Problem to solve =
List, from the lines below, each one with "آگهی" in it.

═══ Records for this task ═══

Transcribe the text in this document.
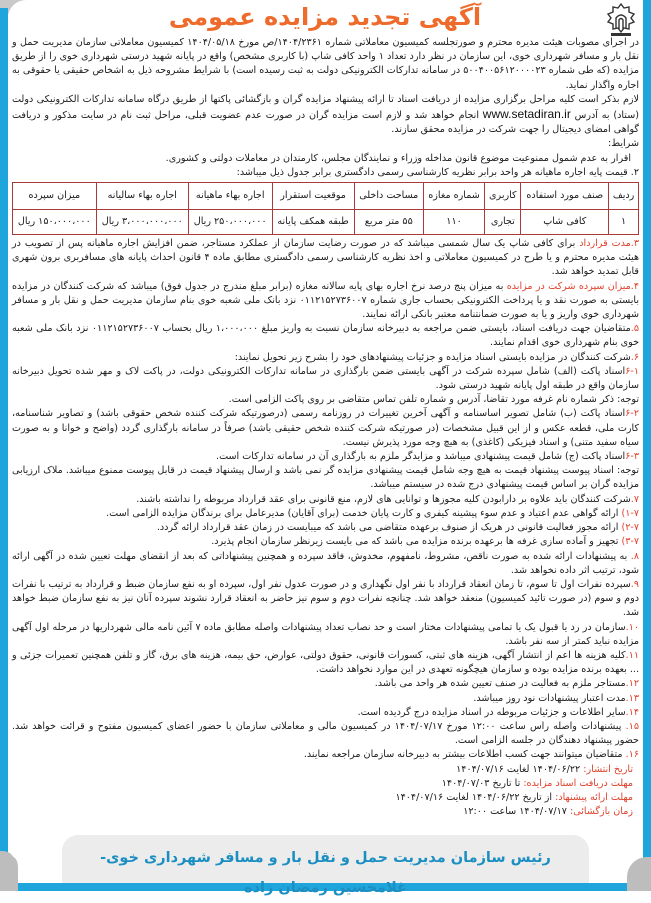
آگهی تجدید مزایده عمومی

در اجرای مصوبات هیئت مدیره محترم و صورتجلسه کمیسیون معاملاتی شماره ۱۴۰۴/۲۳۶۱/ص مورخ ۱۴۰۴/۰۵/۱۸ کمیسیون معاملاتی سازمان مدیریت حمل و نقل بار و مسافر شهرداری خوی، این سازمان در نظر دارد تعداد ۱ واحد کافی شاپ (با کاربری مشخص) واقع در پایانه شهید درستی شهرداری خوی را از طریق مزایده (که طی شماره ۵۰۰۴۰۰۵۶۱۲۰۰۰۰۲۳ در سامانه تدارکات الکترونیکی دولت به ثبت رسیده است) با شرایط مشروحه ذیل به اشخاص حقیقی یا حقوقی به اجاره واگذار نماید.

لازم بذکر است کلیه مراحل برگزاری مزایده از دریافت اسناد تا ارائه پیشنهاد مزایده گران و بازگشائی پاکتها از طریق درگاه سامانه تدارکات الکترونیکی دولت (ستاد) به آدرس www.setadiran.ir انجام خواهد شد و لازم است مزایده گران در صورت عدم عضویت قبلی، مراحل ثبت نام در سایت مذکور و دریافت گواهی امضای دیجیتال را جهت شرکت در مزایده محقق سازند.

شرایط:

اقرار به عدم شمول ممنوعیت موضوع قانون مداخله وزراء و نمایندگان مجلس، کارمندان در معاملات دولتی و کشوری.

۲. قیمت پایه اجاره ماهیانه هر واحد برابر نظریه کارشناسی رسمی دادگستری برابر جدول ذیل میباشد:

ردیف	صنف مورد استفاده	کاربری	شماره مغازه	مساحت داخلی	موقعیت استقرار	اجاره بهاء ماهیانه	اجاره بهاء سالیانه	میزان سپرده
۱	کافی شاپ	تجاری	۱۱۰	۵۵ متر مربع	طبقه همکف پایانه	۲۵۰،۰۰۰،۰۰۰ ریال	۳،۰۰۰،۰۰۰،۰۰۰ ریال	۱۵۰،۰۰۰،۰۰۰ ریال

۳.مدت قرارداد برای کافی شاپ یک سال شمسی میباشد که در صورت رضایت سازمان از عملکرد مستاجر، ضمن افزایش اجاره ماهیانه پس از تصویب در هیئت مدیره محترم و یا طرح در کمیسیون معاملاتی و اخذ نظریه کارشناسی رسمی دادگستری مطابق ماده ۴ قانون احداث پایانه های مسافربری برون شهری قابل تمدید خواهد شد.

۴.میزان سپرده شرکت در مزایده به میزان پنج درصد نرخ اجاره بهای پایه سالانه مغازه (برابر مبلغ مندرج در جدول فوق) میباشد که شرکت کنندگان در مزایده بایستی به صورت نقد و یا پرداخت الکترونیکی بحساب جاری شماره ۰۱۱۲۱۵۲۷۳۶۰۰۷ نزد بانک ملی شعبه خوی بنام سازمان مدیریت حمل و نقل بار و مسافر شهرداری خوی واریز و یا به صورت ضمانتنامه معتبر بانکی ارائه نمایند.

۵.متقاضیان جهت دریافت اسناد، بایستی ضمن مراجعه به دبیرخانه سازمان نسبت به واریز مبلغ ۱،۰۰۰،۰۰۰ ریال بحساب ۰۱۱۲۱۵۲۷۳۶۰۰۷ نزد بانک ملی شعبه خوی بنام شهرداری خوی اقدام نمایند.

۶.شرکت کنندگان در مزایده بایستی اسناد مزایده و جزئیات پیشنهادهای خود را بشرح زیر تحویل نمایند:

۶-۱اسناد پاکت (الف) شامل سپرده شرکت در آگهی بایستی ضمن بارگذاری در سامانه تدارکات الکترونیکی دولت، در پاکت لاک و مهر شده تحویل دبیرخانه سازمان واقع در طبقه اول پایانه شهید درستی شود.

توجه: ذکر شماره نام غرفه مورد تقاضا، آدرس و شماره تلفن تماس متقاضی بر روی پاکت الزامی است.

۶-۲اسناد پاکت (ب) شامل تصویر اساسنامه و آگهی آخرین تغییرات در روزنامه رسمی (درصورتیکه شرکت کننده شخص حقوقی باشد) و تصاویر شناسنامه، کارت ملی، قطعه عکس و از این قبیل مشخصات (در صورتیکه شرکت کننده شخص حقیقی باشد) صرفاً در سامانه بارگذاری گردد (واضح و خوانا و به صورت سیاه سفید متنی) و اسناد فیزیکی (کاغذی) به هیچ وجه مورد پذیرش نیست.

۶-۳اسناد پاکت (ج) شامل قیمت پیشنهادی میباشد و مزایدگر ملزم به بارگذاری آن در سامانه تدارکات است.

توجه: اسناد پیوست پیشنهاد قیمت به هیچ وجه شامل قیمت پیشنهادی مزایده گر نمی باشد و ارسال پیشنهاد قیمت در قابل پیوست ممنوع میباشد. ملاک ارزیابی مزایده گران بر اساس قیمت پیشنهادی درج شده در سیستم میباشد.

۷.شرکت کنندگان باید علاوه بر دارابودن کلیه مجوزها و توانایی های لازم، منع قانونی برای عقد قرارداد مربوطه را نداشته باشند.

۱-۷) ارائه گواهی عدم اعتیاد و عدم سوء پیشینه کیفری و کارت پایان خدمت (برای آقایان) مدیرعامل برای برندگان مزایده الزامی است.

۲-۷) ارائه مجوز فعالیت قانونی در هریک از صنوف برعهده متقاضی می باشد که میبایست در زمان عقد قرارداد ارائه گردد.

۳-۷) تجهیز و آماده سازی غرفه ها برعهده برنده مزایده می باشد که می بایست زیرنظر سازمان انجام پذیرد.

۸. به پیشنهادات ارائه شده به صورت ناقص، مشروط، نامفهوم، مخدوش، فاقد سپرده و همچنین پیشنهاداتی که بعد از انقضای مهلت تعیین شده در آگهی ارائه شود، ترتیب اثر داده نخواهد شد.

۹.سپرده نفرات اول تا سوم، تا زمان انعقاد قرارداد با نفر اول نگهداری و در صورت عدول نفر اول، سپرده او به نفع سازمان ضبط و قرارداد به ترتیب با نفرات دوم و سوم (در صورت تائید کمیسیون) منعقد خواهد شد. چنانچه نفرات دوم و سوم نیز حاضر به انعقاد قرارد نشوند سپرده آنان نیز به نفع سازمان ضبط خواهد شد.

۱۰.سازمان در رد یا قبول یک یا تمامی پیشنهادات مختار است و حد نصاب تعداد پیشنهادات واصله مطابق ماده ۷ آئین نامه مالی شهرداریها در مرحله اول آگهی مزایده نباید کمتر از سه نفر باشد.

۱۱.کلیه هزینه ها اعم از انتشار آگهی، هزینه های ثبتی، کسورات قانونی، حقوق دولتی، عوارض، حق بیمه، هزینه های برق، گاز و تلفن همچنین تعمیرات جزئی و ... بعهده برنده مزایده بوده و سازمان هیچگونه تعهدی در این موارد نخواهد داشت.

۱۲.مستاجر ملزم به فعالیت در صنف تعیین شده هر واحد می باشد.

۱۳.مدت اعتبار پیشنهادات نود روز میباشد.

۱۴.سایر اطلاعات و جزئیات مربوطه در اسناد مزایده درج گردیده است.

۱۵. پیشنهادات واصله راس ساعت ۱۲:۰۰ مورخ ۱۴۰۴/۰۷/۱۷ در کمیسیون مالی و معاملاتی سازمان با حضور اعضای کمیسیون مفتوح و قرائت خواهد شد. حضور پیشنهاد دهندگان در جلسه الزامی است.

۱۶. متقاضیان میتوانند جهت کسب اطلاعات بیشتر به دبیرخانه سازمان مراجعه نمایند.

تاریخ انتشار: ۱۴۰۴/۰۶/۲۲ لغایت ۱۴۰۴/۰۷/۱۶

مهلت دریافت اسناد مزایده: تا تاریخ ۱۴۰۴/۰۷/۰۳

مهلت ارائه پیشنهاد: از تاریخ ۱۴۰۴/۰۶/۲۲ لغایت ۱۴۰۴/۰۷/۱۶

زمان بازگشائی: ۱۴۰۴/۰۷/۱۷ ساعت ۱۲:۰۰

رئیس سازمان مدیریت حمل و نقل بار و مسافر شهرداری خوی- غلامحسین رمضان زاده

═══

Task answer =
آگهی تجدید مزایده عمومی
۶-۱اسناد پاکت (الف) شامل سپرده شرکت در آگهی بایستی ضمن بارگذاری در سامانه تدارکات الکترونیکی دولت، در پاکت لاک و مهر شده تحویل دبیرخانه سازمان واقع در طبقه اول پایانه شهید درستی شود.
۶-۲اسناد پاکت (ب) شامل تصویر اساسنامه و آگهی آخرین تغییرات در روزنامه رسمی (درصورتیکه شرکت کننده شخص حقوقی باشد) و تصاویر شناسنامه، کارت ملی، قطعه عکس و از این قبیل مشخصات (در صورتیکه شرکت کننده شخص حقیقی باشد) صرفاً در سامانه بارگذاری گردد (واضح و خوانا و به صورت سیاه سفید متنی) و اسناد فیزیکی (کاغذی) به هیچ وجه مورد پذیرش نیست.
۸. به پیشنهادات ارائه شده به صورت ناقص، مشروط، نامفهوم، مخدوش، فاقد سپرده و همچنین پیشنهاداتی که بعد از انقضای مهلت تعیین شده در آگهی ارائه شود، ترتیب اثر داده نخواهد شد.
۱۰.سازمان در رد یا قبول یک یا تمامی پیشنهادات مختار است و حد نصاب تعداد پیشنهادات واصله مطابق ماده ۷ آئین نامه مالی شهرداریها در مرحله اول آگهی مزایده نباید کمتر از سه نفر باشد.
۱۱.کلیه هزینه ها اعم از انتشار آگهی، هزینه های ثبتی، کسورات قانونی، حقوق دولتی، عوارض، حق بیمه، هزینه های برق، گاز و تلفن همچنین تعمیرات جزئی و ... بعهده برنده مزایده بوده و سازمان هیچگونه تعهدی در این موارد نخواهد داشت.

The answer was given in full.